» What you should do:
Every line of the data must be copied exactly.

[Records excerpted from a collection]
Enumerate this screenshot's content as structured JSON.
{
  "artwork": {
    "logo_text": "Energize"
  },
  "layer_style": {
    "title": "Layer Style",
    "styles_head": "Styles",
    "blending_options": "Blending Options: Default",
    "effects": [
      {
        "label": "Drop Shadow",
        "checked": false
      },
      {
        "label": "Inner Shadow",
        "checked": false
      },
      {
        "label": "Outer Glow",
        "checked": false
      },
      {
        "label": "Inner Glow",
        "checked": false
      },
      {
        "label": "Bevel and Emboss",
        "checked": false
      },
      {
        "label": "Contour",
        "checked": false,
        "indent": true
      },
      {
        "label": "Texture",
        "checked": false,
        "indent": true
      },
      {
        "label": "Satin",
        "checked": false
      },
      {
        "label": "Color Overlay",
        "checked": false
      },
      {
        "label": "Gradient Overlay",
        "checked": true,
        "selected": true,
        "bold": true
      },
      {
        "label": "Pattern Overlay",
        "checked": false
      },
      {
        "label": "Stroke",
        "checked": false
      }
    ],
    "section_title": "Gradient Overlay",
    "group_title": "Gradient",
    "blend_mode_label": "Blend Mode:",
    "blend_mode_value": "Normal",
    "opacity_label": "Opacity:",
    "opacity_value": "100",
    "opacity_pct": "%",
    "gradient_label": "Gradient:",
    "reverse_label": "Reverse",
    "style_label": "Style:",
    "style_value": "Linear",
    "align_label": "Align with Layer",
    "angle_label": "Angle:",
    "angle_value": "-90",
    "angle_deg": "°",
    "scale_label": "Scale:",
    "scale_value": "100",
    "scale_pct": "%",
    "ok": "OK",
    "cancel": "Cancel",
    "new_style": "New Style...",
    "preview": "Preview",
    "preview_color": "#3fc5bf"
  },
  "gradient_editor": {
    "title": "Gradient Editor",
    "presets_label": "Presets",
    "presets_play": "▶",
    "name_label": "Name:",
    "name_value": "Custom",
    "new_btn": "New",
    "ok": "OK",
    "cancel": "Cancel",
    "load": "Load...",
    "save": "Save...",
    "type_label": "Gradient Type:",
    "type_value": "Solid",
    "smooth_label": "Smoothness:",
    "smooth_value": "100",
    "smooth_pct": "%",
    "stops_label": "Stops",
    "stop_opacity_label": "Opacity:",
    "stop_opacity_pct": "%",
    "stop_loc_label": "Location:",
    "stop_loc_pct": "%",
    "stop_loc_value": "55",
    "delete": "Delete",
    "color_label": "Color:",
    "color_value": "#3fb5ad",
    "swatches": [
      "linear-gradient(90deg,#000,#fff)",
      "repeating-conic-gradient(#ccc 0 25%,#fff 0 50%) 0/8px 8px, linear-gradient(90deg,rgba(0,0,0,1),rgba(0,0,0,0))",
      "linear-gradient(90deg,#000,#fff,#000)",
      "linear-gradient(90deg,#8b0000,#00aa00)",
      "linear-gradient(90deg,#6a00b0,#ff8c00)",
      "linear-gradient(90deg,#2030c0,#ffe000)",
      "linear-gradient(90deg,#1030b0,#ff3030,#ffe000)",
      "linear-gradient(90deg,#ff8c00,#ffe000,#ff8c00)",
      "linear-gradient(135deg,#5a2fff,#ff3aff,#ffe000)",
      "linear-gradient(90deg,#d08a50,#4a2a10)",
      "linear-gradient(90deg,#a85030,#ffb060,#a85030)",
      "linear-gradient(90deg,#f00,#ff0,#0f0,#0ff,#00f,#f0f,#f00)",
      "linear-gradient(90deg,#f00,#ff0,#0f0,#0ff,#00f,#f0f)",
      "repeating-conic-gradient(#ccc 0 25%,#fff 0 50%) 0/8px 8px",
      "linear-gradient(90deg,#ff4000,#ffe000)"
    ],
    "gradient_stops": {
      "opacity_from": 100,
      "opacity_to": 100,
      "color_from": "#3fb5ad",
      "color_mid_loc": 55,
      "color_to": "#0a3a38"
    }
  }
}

» Right answer:
Enumerate this screenshot's content as structured JSON.
{
  "artwork": {
    "logo_text": "Energize"
  },
  "layer_style": {
    "title": "Layer Style",
    "styles_head": "Styles",
    "blending_options": "Blending Options: Default",
    "effects": [
      {
        "label": "Drop Shadow",
        "checked": false
      },
      {
        "label": "Inner Shadow",
        "checked": false
      },
      {
        "label": "Outer Glow",
        "checked": false
      },
      {
        "label": "Inner Glow",
        "checked": false
      },
      {
        "label": "Bevel and Emboss",
        "checked": false
      },
      {
        "label": "Contour",
        "checked": false,
        "indent": true
      },
      {
        "label": "Texture",
        "checked": false,
        "indent": true
      },
      {
        "label": "Satin",
        "checked": false
      },
      {
        "label": "Color Overlay",
        "checked": false
      },
      {
        "label": "Gradient Overlay",
        "checked": true,
        "selected": true,
        "bold": true
      },
      {
        "label": "Pattern Overlay",
        "checked": false
      },
      {
        "label": "Stroke",
        "checked": false
      }
    ],
    "section_title": "Gradient Overlay",
    "group_title": "Gradient",
    "blend_mode_label": "Blend Mode:",
    "blend_mode_value": "Normal",
    "opacity_label": "Opacity:",
    "opacity_value": "100",
    "opacity_pct": "%",
    "gradient_label": "Gradient:",
    "reverse_label": "Reverse",
    "style_label": "Style:",
    "style_value": "Linear",
    "align_label": "Align with Layer",
    "angle_label": "Angle:",
    "angle_value": "-90",
    "angle_deg": "°",
    "scale_label": "Scale:",
    "scale_value": "100",
    "scale_pct": "%",
    "ok": "OK",
    "cancel": "Cancel",
    "new_style": "New Style...",
    "preview": "Preview",
    "preview_color": "#3fc5bf"
  },
  "gradient_editor": {
    "title": "Gradient Editor",
    "presets_label": "Presets",
    "presets_play": "▶",
    "name_label": "Name:",
    "name_value": "Custom",
    "new_btn": "New",
    "ok": "OK",
    "cancel": "Cancel",
    "load": "Load...",
    "save": "Save...",
    "type_label": "Gradient Type:",
    "type_value": "Solid",
    "smooth_label": "Smoothness:",
    "smooth_value": "100",
    "smooth_pct": "%",
    "stops_label": "Stops",
    "stop_opacity_label": "Opacity:",
    "stop_opacity_pct": "%",
    "stop_loc_label": "Location:",
    "stop_loc_pct": "%",
    "stop_loc_value": "55",
    "delete": "Delete",
    "color_label": "Color:",
    "color_value": "#3fb5ad",
    "swatches": [
      "linear-gradient(90deg,#000,#fff)",
      "repeating-conic-gradient(#ccc 0 25%,#fff 0 50%) 0/8px 8px, linear-gradient(90deg,rgba(0,0,0,1),rgba(0,0,0,0))",
      "linear-gradient(90deg,#000,#fff,#000)",
      "linear-gradient(90deg,#8b0000,#00aa00)",
      "linear-gradient(90deg,#6a00b0,#ff8c00)",
      "linear-gradient(90deg,#2030c0,#ffe000)",
      "linear-gradient(90deg,#1030b0,#ff3030,#ffe000)",
      "linear-gradient(90deg,#ff8c00,#ffe000,#ff8c00)",
      "linear-gradient(135deg,#5a2fff,#ff3aff,#ffe000)",
      "linear-gradient(90deg,#d08a50,#4a2a10)",
      "linear-gradient(90deg,#a85030,#ffb060,#a85030)",
      "linear-gradient(90deg,#f00,#ff0,#0f0,#0ff,#00f,#f0f,#f00)",
      "linear-gradient(90deg,#f00,#ff0,#0f0,#0ff,#00f,#f0f)",
      "repeating-conic-gradient(#ccc 0 25%,#fff 0 50%) 0/8px 8px",
      "linear-gradient(90deg,#ff4000,#ffe000)"
    ],
    "gradient_stops": {
      "opacity_from": 100,
      "opacity_to": 100,
      "color_from": "#3fb5ad",
      "color_mid_loc": 55,
      "color_to": "#0a3a38"
    }
  }
}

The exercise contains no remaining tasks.